Data provided:
[Begin]
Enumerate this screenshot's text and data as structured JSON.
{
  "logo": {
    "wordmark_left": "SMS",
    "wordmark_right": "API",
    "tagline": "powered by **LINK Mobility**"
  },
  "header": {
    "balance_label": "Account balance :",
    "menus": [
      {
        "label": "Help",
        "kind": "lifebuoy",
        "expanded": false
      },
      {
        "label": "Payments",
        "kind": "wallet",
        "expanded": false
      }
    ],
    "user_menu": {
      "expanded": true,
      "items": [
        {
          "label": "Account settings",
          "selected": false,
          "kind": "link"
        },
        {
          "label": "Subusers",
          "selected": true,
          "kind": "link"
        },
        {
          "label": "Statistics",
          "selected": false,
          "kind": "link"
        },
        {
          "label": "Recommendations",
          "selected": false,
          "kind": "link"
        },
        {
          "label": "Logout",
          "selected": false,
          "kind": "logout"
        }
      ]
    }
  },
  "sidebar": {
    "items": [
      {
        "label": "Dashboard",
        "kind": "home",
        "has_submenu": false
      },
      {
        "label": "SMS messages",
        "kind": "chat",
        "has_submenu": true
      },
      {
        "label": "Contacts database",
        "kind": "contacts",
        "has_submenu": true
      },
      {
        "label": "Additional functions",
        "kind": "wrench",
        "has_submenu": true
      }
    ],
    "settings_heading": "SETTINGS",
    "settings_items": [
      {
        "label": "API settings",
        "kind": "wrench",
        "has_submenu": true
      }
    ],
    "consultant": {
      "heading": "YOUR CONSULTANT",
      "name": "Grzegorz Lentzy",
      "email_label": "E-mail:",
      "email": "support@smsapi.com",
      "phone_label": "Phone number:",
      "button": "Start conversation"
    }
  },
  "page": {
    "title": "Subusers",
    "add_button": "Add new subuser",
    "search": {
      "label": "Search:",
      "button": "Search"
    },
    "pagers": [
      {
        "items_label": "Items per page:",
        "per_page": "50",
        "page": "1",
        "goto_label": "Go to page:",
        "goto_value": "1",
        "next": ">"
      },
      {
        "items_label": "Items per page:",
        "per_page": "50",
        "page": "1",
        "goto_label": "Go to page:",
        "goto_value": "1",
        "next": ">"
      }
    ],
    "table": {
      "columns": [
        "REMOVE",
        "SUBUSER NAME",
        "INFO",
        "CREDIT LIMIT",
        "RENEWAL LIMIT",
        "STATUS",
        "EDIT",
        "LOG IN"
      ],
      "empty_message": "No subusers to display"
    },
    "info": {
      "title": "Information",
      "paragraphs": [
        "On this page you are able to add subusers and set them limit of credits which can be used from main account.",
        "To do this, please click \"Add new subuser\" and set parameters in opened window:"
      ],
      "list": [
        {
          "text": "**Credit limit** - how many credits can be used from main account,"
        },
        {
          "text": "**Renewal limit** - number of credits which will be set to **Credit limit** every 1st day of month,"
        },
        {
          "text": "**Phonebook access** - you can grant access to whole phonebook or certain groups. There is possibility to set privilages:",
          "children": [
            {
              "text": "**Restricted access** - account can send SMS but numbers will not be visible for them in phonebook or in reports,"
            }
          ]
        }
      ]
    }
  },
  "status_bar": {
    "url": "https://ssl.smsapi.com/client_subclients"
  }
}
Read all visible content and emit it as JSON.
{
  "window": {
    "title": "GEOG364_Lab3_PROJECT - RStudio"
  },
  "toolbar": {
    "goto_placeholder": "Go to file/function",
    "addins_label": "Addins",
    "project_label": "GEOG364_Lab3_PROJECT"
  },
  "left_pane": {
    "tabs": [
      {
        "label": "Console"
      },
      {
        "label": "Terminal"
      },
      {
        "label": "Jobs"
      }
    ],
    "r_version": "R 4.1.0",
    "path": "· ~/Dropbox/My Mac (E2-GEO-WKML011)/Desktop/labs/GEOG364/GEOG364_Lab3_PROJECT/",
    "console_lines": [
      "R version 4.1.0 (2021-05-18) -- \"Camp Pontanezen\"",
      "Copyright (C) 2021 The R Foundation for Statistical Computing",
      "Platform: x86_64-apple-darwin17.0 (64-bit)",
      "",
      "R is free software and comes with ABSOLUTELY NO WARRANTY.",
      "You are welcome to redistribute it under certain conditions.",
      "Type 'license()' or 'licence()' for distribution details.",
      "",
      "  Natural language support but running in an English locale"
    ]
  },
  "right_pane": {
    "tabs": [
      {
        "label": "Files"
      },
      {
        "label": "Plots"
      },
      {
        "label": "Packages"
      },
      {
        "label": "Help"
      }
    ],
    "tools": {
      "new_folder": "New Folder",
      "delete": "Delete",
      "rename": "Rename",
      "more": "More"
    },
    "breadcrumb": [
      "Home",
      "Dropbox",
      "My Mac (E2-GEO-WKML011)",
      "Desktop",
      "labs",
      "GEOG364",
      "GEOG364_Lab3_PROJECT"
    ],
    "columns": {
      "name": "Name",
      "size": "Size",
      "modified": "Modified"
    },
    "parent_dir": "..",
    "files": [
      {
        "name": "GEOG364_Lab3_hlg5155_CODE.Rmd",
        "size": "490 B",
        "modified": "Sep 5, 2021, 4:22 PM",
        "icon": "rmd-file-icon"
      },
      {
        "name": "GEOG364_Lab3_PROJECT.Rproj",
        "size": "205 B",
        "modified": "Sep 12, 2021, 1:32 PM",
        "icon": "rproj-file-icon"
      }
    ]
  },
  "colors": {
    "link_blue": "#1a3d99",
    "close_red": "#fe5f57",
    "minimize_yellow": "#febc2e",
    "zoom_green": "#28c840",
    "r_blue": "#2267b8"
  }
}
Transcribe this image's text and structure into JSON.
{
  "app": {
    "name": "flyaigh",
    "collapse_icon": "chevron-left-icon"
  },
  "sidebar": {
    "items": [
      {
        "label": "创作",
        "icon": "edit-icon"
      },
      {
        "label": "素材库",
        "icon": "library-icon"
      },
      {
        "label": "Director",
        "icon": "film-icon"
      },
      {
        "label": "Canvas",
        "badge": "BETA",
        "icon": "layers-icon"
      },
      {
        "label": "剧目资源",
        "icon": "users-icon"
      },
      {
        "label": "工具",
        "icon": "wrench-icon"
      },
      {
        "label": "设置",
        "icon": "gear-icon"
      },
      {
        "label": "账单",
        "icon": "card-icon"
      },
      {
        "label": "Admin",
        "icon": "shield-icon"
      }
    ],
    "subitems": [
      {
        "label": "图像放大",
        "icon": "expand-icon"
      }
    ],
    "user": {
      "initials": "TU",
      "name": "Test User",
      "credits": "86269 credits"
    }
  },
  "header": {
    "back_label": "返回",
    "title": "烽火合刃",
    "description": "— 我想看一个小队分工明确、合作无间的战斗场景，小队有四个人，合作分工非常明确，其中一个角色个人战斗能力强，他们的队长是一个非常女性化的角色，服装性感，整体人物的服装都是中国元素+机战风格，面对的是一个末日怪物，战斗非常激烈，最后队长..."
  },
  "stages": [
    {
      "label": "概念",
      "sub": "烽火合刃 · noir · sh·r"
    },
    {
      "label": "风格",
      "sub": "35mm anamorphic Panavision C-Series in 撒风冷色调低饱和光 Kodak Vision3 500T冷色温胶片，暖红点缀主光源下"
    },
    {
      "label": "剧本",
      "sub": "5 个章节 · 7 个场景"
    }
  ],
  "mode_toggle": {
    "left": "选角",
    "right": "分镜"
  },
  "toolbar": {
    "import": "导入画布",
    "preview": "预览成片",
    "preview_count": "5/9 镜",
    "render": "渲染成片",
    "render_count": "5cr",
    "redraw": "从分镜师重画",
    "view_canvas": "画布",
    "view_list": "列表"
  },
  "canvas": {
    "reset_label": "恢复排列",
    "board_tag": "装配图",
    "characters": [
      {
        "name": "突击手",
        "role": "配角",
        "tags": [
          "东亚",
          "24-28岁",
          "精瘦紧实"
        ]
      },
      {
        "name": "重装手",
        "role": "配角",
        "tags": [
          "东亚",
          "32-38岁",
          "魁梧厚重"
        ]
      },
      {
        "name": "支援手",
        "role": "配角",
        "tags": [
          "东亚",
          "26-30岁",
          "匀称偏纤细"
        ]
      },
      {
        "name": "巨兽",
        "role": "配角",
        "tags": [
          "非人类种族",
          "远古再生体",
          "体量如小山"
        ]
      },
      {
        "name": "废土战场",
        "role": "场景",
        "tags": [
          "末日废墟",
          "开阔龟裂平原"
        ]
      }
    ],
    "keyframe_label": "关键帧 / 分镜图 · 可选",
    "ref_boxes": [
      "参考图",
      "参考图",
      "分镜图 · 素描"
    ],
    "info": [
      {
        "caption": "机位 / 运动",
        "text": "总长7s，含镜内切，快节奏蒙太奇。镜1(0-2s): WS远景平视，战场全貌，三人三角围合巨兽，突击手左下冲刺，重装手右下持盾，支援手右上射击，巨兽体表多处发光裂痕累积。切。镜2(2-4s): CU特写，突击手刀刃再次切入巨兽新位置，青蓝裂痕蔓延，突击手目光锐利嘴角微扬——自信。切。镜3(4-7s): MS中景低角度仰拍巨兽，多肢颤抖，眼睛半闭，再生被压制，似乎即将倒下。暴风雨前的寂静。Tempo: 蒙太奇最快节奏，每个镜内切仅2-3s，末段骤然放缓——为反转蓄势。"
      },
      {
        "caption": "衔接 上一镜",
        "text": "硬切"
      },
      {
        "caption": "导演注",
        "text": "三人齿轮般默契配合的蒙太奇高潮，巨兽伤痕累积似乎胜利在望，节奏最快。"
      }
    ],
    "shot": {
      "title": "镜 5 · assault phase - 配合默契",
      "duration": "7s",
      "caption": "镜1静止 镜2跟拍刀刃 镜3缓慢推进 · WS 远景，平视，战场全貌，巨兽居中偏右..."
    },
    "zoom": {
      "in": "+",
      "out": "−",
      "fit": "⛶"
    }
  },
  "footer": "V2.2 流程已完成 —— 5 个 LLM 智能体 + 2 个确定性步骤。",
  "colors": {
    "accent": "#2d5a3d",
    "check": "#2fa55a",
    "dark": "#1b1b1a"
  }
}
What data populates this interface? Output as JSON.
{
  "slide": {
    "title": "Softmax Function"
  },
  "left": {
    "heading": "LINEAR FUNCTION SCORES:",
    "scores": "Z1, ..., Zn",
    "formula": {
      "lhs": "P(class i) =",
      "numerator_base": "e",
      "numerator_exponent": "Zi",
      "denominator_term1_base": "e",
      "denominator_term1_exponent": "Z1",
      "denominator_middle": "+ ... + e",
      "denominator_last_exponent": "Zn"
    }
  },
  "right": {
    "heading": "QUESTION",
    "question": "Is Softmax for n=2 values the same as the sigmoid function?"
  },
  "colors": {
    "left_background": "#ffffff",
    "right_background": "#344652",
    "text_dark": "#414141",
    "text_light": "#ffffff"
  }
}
[End]
Task goal:
Keep only the lines from the one containing "What data populates" to the end of the entries, and repeat them exactly.

Written reply:
What data populates this interface? Output as JSON.
{
  "slide": {
    "title": "Softmax Function"
  },
  "left": {
    "heading": "LINEAR FUNCTION SCORES:",
    "scores": "Z1, ..., Zn",
    "formula": {
      "lhs": "P(class i) =",
      "numerator_base": "e",
      "numerator_exponent": "Zi",
      "denominator_term1_base": "e",
      "denominator_term1_exponent": "Z1",
      "denominator_middle": "+ ... + e",
      "denominator_last_exponent": "Zn"
    }
  },
  "right": {
    "heading": "QUESTION",
    "question": "Is Softmax for n=2 values the same as the sigmoid function?"
  },
  "colors": {
    "left_background": "#ffffff",
    "right_background": "#344652",
    "text_dark": "#414141",
    "text_light": "#ffffff"
  }
}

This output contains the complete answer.